*EXERCISE PROMPT*. Copy each line below in which the string "Archive" occurs.

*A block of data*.
*****
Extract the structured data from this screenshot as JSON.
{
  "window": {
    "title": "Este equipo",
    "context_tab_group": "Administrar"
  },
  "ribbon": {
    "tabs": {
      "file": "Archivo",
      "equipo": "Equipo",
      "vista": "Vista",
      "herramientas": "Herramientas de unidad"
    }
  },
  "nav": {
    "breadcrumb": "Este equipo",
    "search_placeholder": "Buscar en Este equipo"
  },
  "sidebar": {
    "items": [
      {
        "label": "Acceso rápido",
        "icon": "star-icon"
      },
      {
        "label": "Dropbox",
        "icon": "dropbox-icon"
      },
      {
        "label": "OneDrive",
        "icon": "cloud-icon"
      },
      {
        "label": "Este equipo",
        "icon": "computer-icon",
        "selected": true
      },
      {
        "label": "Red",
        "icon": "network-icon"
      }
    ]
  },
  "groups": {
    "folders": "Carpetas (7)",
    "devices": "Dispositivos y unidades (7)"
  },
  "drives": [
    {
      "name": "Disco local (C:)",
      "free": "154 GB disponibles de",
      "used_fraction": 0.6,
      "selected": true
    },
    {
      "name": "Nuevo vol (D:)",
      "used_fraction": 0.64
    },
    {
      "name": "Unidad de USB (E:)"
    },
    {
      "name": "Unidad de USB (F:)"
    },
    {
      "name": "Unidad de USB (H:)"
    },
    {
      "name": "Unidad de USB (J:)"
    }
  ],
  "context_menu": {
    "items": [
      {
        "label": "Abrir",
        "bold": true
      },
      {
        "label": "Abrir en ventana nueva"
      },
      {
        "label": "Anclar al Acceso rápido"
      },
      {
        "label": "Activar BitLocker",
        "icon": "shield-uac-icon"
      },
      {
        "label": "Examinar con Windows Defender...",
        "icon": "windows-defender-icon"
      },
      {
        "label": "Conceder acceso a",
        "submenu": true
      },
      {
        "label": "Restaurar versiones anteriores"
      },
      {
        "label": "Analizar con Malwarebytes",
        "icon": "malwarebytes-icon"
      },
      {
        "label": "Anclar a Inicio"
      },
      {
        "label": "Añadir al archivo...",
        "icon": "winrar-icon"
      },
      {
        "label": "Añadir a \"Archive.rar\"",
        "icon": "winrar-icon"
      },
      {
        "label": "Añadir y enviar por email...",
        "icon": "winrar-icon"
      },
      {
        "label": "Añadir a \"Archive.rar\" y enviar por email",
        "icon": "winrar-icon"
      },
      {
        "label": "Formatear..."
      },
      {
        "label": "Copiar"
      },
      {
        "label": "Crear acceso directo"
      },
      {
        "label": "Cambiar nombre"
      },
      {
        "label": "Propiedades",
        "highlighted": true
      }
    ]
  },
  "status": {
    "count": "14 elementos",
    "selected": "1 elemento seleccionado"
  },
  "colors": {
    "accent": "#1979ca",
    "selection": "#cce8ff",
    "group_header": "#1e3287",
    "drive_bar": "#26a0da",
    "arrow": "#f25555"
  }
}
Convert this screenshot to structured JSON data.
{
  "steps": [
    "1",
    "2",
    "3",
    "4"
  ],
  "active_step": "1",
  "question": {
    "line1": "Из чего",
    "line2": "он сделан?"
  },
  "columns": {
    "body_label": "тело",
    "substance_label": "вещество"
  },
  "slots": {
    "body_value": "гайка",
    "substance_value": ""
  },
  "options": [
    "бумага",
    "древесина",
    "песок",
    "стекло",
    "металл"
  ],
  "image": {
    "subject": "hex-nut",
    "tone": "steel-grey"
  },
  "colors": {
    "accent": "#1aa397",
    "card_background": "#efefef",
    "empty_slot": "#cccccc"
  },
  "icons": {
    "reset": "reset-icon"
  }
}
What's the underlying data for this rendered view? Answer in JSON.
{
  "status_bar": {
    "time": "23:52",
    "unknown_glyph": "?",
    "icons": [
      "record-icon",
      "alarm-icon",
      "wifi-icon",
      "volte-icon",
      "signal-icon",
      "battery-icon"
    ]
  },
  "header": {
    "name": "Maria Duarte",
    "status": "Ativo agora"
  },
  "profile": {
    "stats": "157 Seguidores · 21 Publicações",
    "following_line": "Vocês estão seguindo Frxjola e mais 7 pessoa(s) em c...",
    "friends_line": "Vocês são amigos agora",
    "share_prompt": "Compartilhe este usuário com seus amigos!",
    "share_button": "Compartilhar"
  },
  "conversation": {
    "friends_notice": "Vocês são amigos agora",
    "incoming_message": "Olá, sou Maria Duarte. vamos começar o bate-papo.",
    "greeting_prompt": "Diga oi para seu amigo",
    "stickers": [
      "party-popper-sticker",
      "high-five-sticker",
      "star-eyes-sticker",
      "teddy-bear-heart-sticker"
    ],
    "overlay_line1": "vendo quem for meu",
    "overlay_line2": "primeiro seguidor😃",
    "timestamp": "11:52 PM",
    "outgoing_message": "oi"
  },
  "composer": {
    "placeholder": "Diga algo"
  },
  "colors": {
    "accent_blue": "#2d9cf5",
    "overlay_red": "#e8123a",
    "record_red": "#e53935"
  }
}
*****
*RESULT BELOW*.
        "label": "Añadir a \"Archive.rar\"",
        "label": "Añadir a \"Archive.rar\" y enviar por email",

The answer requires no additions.